**Task requirements**
Filter the listing and keep only the lines with the word "high".

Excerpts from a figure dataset

————

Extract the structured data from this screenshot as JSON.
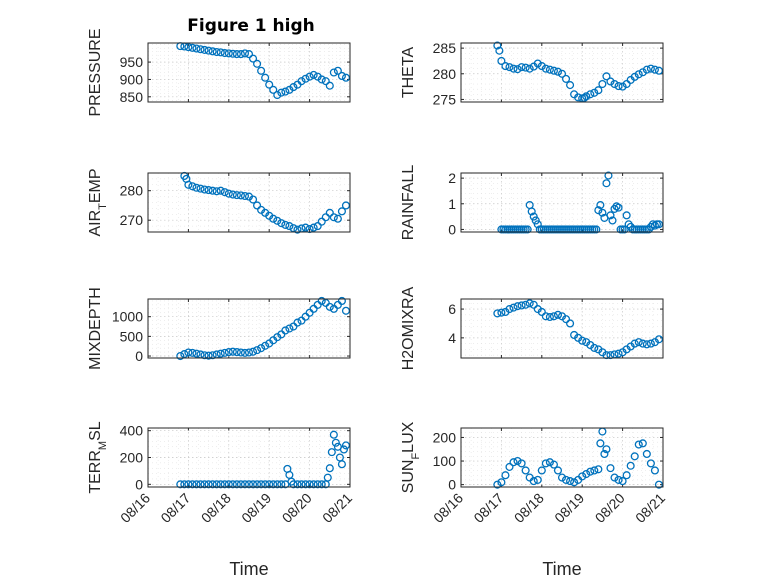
{
  "figure": {
    "title": "Figure 1 high",
    "marker_color": "#0072bd",
    "x_axis": {
      "label": "Time",
      "ticks": [
        "08/16",
        "08/17",
        "08/18",
        "08/19",
        "08/20",
        "08/21"
      ]
    }
  },
  "chart_data": [
    {
      "type": "scatter",
      "title": "Figure 1 high",
      "ylabel": "PRESSURE",
      "ylabel_parts": [
        {
          "text": "PRESSURE",
          "sub": false
        }
      ],
      "yticks": [
        850,
        900,
        950
      ],
      "ylim": [
        835,
        1005
      ],
      "x": [
        0.8,
        0.9,
        1.0,
        1.1,
        1.2,
        1.3,
        1.4,
        1.5,
        1.6,
        1.7,
        1.8,
        1.9,
        2.0,
        2.1,
        2.2,
        2.3,
        2.4,
        2.5,
        2.6,
        2.7,
        2.8,
        2.9,
        3.0,
        3.1,
        3.2,
        3.3,
        3.4,
        3.5,
        3.6,
        3.7,
        3.8,
        3.9,
        4.0,
        4.1,
        4.2,
        4.3,
        4.4,
        4.5,
        4.6,
        4.7,
        4.8,
        4.9
      ],
      "y": [
        996,
        995,
        993,
        991,
        989,
        987,
        985,
        983,
        981,
        979,
        978,
        976,
        975,
        974,
        973,
        973,
        975,
        973,
        960,
        945,
        925,
        905,
        885,
        870,
        855,
        862,
        865,
        870,
        878,
        885,
        895,
        902,
        908,
        913,
        908,
        900,
        895,
        882,
        920,
        925,
        910,
        905
      ]
    },
    {
      "type": "scatter",
      "title": "",
      "ylabel": "THETA",
      "ylabel_parts": [
        {
          "text": "THETA",
          "sub": false
        }
      ],
      "yticks": [
        275,
        280,
        285
      ],
      "ylim": [
        274.5,
        286
      ],
      "x": [
        0.9,
        0.95,
        1.0,
        1.1,
        1.2,
        1.3,
        1.4,
        1.5,
        1.6,
        1.7,
        1.8,
        1.9,
        2.0,
        2.1,
        2.2,
        2.3,
        2.4,
        2.5,
        2.6,
        2.7,
        2.8,
        2.9,
        3.0,
        3.05,
        3.1,
        3.2,
        3.3,
        3.4,
        3.5,
        3.6,
        3.7,
        3.8,
        3.9,
        4.0,
        4.1,
        4.2,
        4.3,
        4.4,
        4.5,
        4.6,
        4.7,
        4.8,
        4.9
      ],
      "y": [
        285.5,
        284.5,
        282.5,
        281.5,
        281.3,
        281.0,
        280.9,
        281.3,
        281.2,
        281.0,
        281.4,
        282.0,
        281.5,
        281.0,
        280.8,
        280.6,
        280.4,
        280.0,
        279.0,
        277.8,
        276.0,
        275.4,
        275.2,
        275.3,
        275.6,
        276.0,
        276.3,
        276.8,
        278.0,
        279.5,
        278.5,
        278.0,
        277.6,
        277.5,
        278.0,
        278.8,
        279.4,
        279.9,
        280.3,
        280.8,
        281.0,
        280.8,
        280.6
      ]
    },
    {
      "type": "scatter",
      "title": "",
      "ylabel": "AIR_TEMP",
      "ylabel_parts": [
        {
          "text": "AIR",
          "sub": false
        },
        {
          "text": "T",
          "sub": true
        },
        {
          "text": "EMP",
          "sub": false
        }
      ],
      "yticks": [
        270,
        280
      ],
      "ylim": [
        266,
        286
      ],
      "x": [
        0.9,
        0.95,
        1.0,
        1.1,
        1.2,
        1.3,
        1.4,
        1.5,
        1.6,
        1.7,
        1.8,
        1.9,
        2.0,
        2.1,
        2.2,
        2.3,
        2.4,
        2.5,
        2.6,
        2.7,
        2.8,
        2.9,
        3.0,
        3.1,
        3.2,
        3.3,
        3.4,
        3.5,
        3.6,
        3.7,
        3.8,
        3.9,
        4.0,
        4.1,
        4.2,
        4.3,
        4.4,
        4.5,
        4.6,
        4.7,
        4.8,
        4.9
      ],
      "y": [
        285.0,
        284.0,
        282.0,
        281.5,
        281.0,
        280.7,
        280.4,
        280.2,
        280.0,
        279.8,
        280.0,
        279.5,
        279.0,
        278.7,
        278.5,
        278.4,
        278.2,
        278.0,
        277.0,
        275.0,
        273.5,
        272.5,
        271.5,
        270.5,
        269.8,
        269.0,
        268.4,
        268.0,
        267.3,
        266.8,
        267.2,
        267.5,
        267.0,
        267.5,
        268.0,
        269.5,
        271.0,
        272.5,
        271.0,
        270.5,
        273.0,
        275.0
      ]
    },
    {
      "type": "scatter",
      "title": "",
      "ylabel": "RAINFALL",
      "ylabel_parts": [
        {
          "text": "RAINFALL",
          "sub": false
        }
      ],
      "yticks": [
        0,
        1,
        2
      ],
      "ylim": [
        -0.1,
        2.2
      ],
      "x": [
        1.0,
        1.05,
        1.1,
        1.15,
        1.2,
        1.25,
        1.3,
        1.35,
        1.4,
        1.45,
        1.5,
        1.55,
        1.6,
        1.65,
        1.7,
        1.75,
        1.8,
        1.85,
        1.9,
        1.95,
        2.0,
        2.05,
        2.1,
        2.15,
        2.2,
        2.25,
        2.3,
        2.35,
        2.4,
        2.45,
        2.5,
        2.55,
        2.6,
        2.65,
        2.7,
        2.75,
        2.8,
        2.85,
        2.9,
        2.95,
        3.0,
        3.05,
        3.1,
        3.15,
        3.2,
        3.25,
        3.3,
        3.35,
        3.4,
        3.45,
        3.5,
        3.55,
        3.6,
        3.65,
        3.7,
        3.75,
        3.8,
        3.85,
        3.9,
        3.95,
        4.0,
        4.05,
        4.1,
        4.15,
        4.2,
        4.25,
        4.3,
        4.35,
        4.4,
        4.45,
        4.5,
        4.55,
        4.6,
        4.65,
        4.7,
        4.75,
        4.8,
        4.85,
        4.9
      ],
      "y": [
        0,
        0,
        0,
        0,
        0,
        0,
        0,
        0,
        0,
        0,
        0,
        0,
        0,
        0,
        0.95,
        0.7,
        0.5,
        0.35,
        0.2,
        0,
        0,
        0,
        0,
        0,
        0,
        0,
        0,
        0,
        0,
        0,
        0,
        0,
        0,
        0,
        0,
        0,
        0,
        0,
        0,
        0,
        0,
        0,
        0,
        0,
        0,
        0,
        0,
        0,
        0.75,
        0.95,
        0.65,
        0.45,
        1.8,
        2.1,
        0.55,
        0.35,
        0.8,
        0.9,
        0.85,
        0,
        0,
        0,
        0.55,
        0.2,
        0.1,
        0,
        0,
        0,
        0,
        0,
        0,
        0,
        0,
        0,
        0.1,
        0.2,
        0.15,
        0.2,
        0.2
      ]
    },
    {
      "type": "scatter",
      "title": "",
      "ylabel": "MIXDEPTH",
      "ylabel_parts": [
        {
          "text": "MIXDEPTH",
          "sub": false
        }
      ],
      "yticks": [
        0,
        500,
        1000
      ],
      "ylim": [
        -50,
        1450
      ],
      "x": [
        0.8,
        0.9,
        1.0,
        1.1,
        1.2,
        1.3,
        1.4,
        1.5,
        1.6,
        1.7,
        1.8,
        1.9,
        2.0,
        2.1,
        2.2,
        2.3,
        2.4,
        2.5,
        2.6,
        2.7,
        2.8,
        2.9,
        3.0,
        3.1,
        3.2,
        3.3,
        3.4,
        3.5,
        3.6,
        3.7,
        3.8,
        3.9,
        4.0,
        4.1,
        4.2,
        4.3,
        4.4,
        4.5,
        4.6,
        4.7,
        4.8,
        4.9
      ],
      "y": [
        0,
        50,
        90,
        80,
        60,
        40,
        20,
        10,
        20,
        40,
        60,
        80,
        100,
        110,
        100,
        90,
        80,
        90,
        110,
        150,
        200,
        260,
        320,
        400,
        480,
        550,
        650,
        700,
        750,
        850,
        900,
        1000,
        1100,
        1200,
        1300,
        1400,
        1350,
        1250,
        1200,
        1300,
        1400,
        1150
      ]
    },
    {
      "type": "scatter",
      "title": "",
      "ylabel": "H2OMIXRA",
      "ylabel_parts": [
        {
          "text": "H2OMIXRA",
          "sub": false
        }
      ],
      "yticks": [
        4,
        6
      ],
      "ylim": [
        2.6,
        6.7
      ],
      "x": [
        0.9,
        1.0,
        1.1,
        1.2,
        1.3,
        1.4,
        1.5,
        1.6,
        1.7,
        1.8,
        1.9,
        2.0,
        2.1,
        2.2,
        2.3,
        2.4,
        2.5,
        2.6,
        2.7,
        2.8,
        2.9,
        3.0,
        3.1,
        3.2,
        3.3,
        3.4,
        3.5,
        3.6,
        3.7,
        3.8,
        3.9,
        4.0,
        4.1,
        4.2,
        4.3,
        4.4,
        4.5,
        4.6,
        4.7,
        4.8,
        4.9
      ],
      "y": [
        5.7,
        5.75,
        5.8,
        6.0,
        6.1,
        6.2,
        6.25,
        6.3,
        6.4,
        6.3,
        6.0,
        5.8,
        5.5,
        5.45,
        5.5,
        5.6,
        5.5,
        5.3,
        5.0,
        4.2,
        4.0,
        3.8,
        3.7,
        3.5,
        3.3,
        3.2,
        3.0,
        2.8,
        2.8,
        2.85,
        2.9,
        3.0,
        3.2,
        3.4,
        3.6,
        3.7,
        3.6,
        3.55,
        3.6,
        3.7,
        3.9
      ]
    },
    {
      "type": "scatter",
      "title": "",
      "ylabel": "TERR_MSL",
      "ylabel_parts": [
        {
          "text": "TERR",
          "sub": false
        },
        {
          "text": "M",
          "sub": true
        },
        {
          "text": "SL",
          "sub": false
        }
      ],
      "yticks": [
        0,
        200,
        400
      ],
      "ylim": [
        -20,
        420
      ],
      "x": [
        0.8,
        0.9,
        1.0,
        1.1,
        1.2,
        1.3,
        1.4,
        1.5,
        1.6,
        1.7,
        1.8,
        1.9,
        2.0,
        2.1,
        2.2,
        2.3,
        2.4,
        2.5,
        2.6,
        2.7,
        2.8,
        2.9,
        3.0,
        3.1,
        3.2,
        3.3,
        3.4,
        3.45,
        3.5,
        3.55,
        3.6,
        3.7,
        3.8,
        3.9,
        4.0,
        4.1,
        4.2,
        4.3,
        4.4,
        4.45,
        4.5,
        4.55,
        4.6,
        4.65,
        4.7,
        4.75,
        4.8,
        4.85,
        4.9
      ],
      "y": [
        0,
        0,
        0,
        0,
        0,
        0,
        0,
        0,
        0,
        0,
        0,
        0,
        0,
        0,
        0,
        0,
        0,
        0,
        0,
        0,
        0,
        0,
        0,
        0,
        0,
        0,
        0,
        115,
        70,
        20,
        0,
        0,
        0,
        0,
        0,
        0,
        0,
        0,
        0,
        50,
        120,
        240,
        370,
        310,
        280,
        200,
        150,
        260,
        290
      ]
    },
    {
      "type": "scatter",
      "title": "",
      "ylabel": "SUN_FLUX",
      "ylabel_parts": [
        {
          "text": "SUN",
          "sub": false
        },
        {
          "text": "F",
          "sub": true
        },
        {
          "text": "LUX",
          "sub": false
        }
      ],
      "yticks": [
        0,
        100,
        200
      ],
      "ylim": [
        -10,
        240
      ],
      "x": [
        0.9,
        1.0,
        1.1,
        1.2,
        1.3,
        1.4,
        1.5,
        1.6,
        1.7,
        1.8,
        1.9,
        2.0,
        2.1,
        2.2,
        2.3,
        2.4,
        2.5,
        2.6,
        2.7,
        2.8,
        2.9,
        3.0,
        3.1,
        3.2,
        3.3,
        3.4,
        3.45,
        3.5,
        3.55,
        3.6,
        3.7,
        3.8,
        3.9,
        4.0,
        4.1,
        4.2,
        4.3,
        4.4,
        4.5,
        4.6,
        4.7,
        4.8,
        4.9
      ],
      "y": [
        0,
        10,
        40,
        75,
        95,
        100,
        90,
        60,
        30,
        15,
        20,
        60,
        90,
        95,
        85,
        60,
        30,
        20,
        15,
        10,
        20,
        35,
        45,
        55,
        60,
        65,
        175,
        225,
        130,
        150,
        70,
        30,
        20,
        15,
        40,
        80,
        120,
        170,
        175,
        130,
        90,
        60,
        0
      ]
    }
  ]
}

————

**Exercise answer**
    "title": "Figure 1 high",
      "title": "Figure 1 high",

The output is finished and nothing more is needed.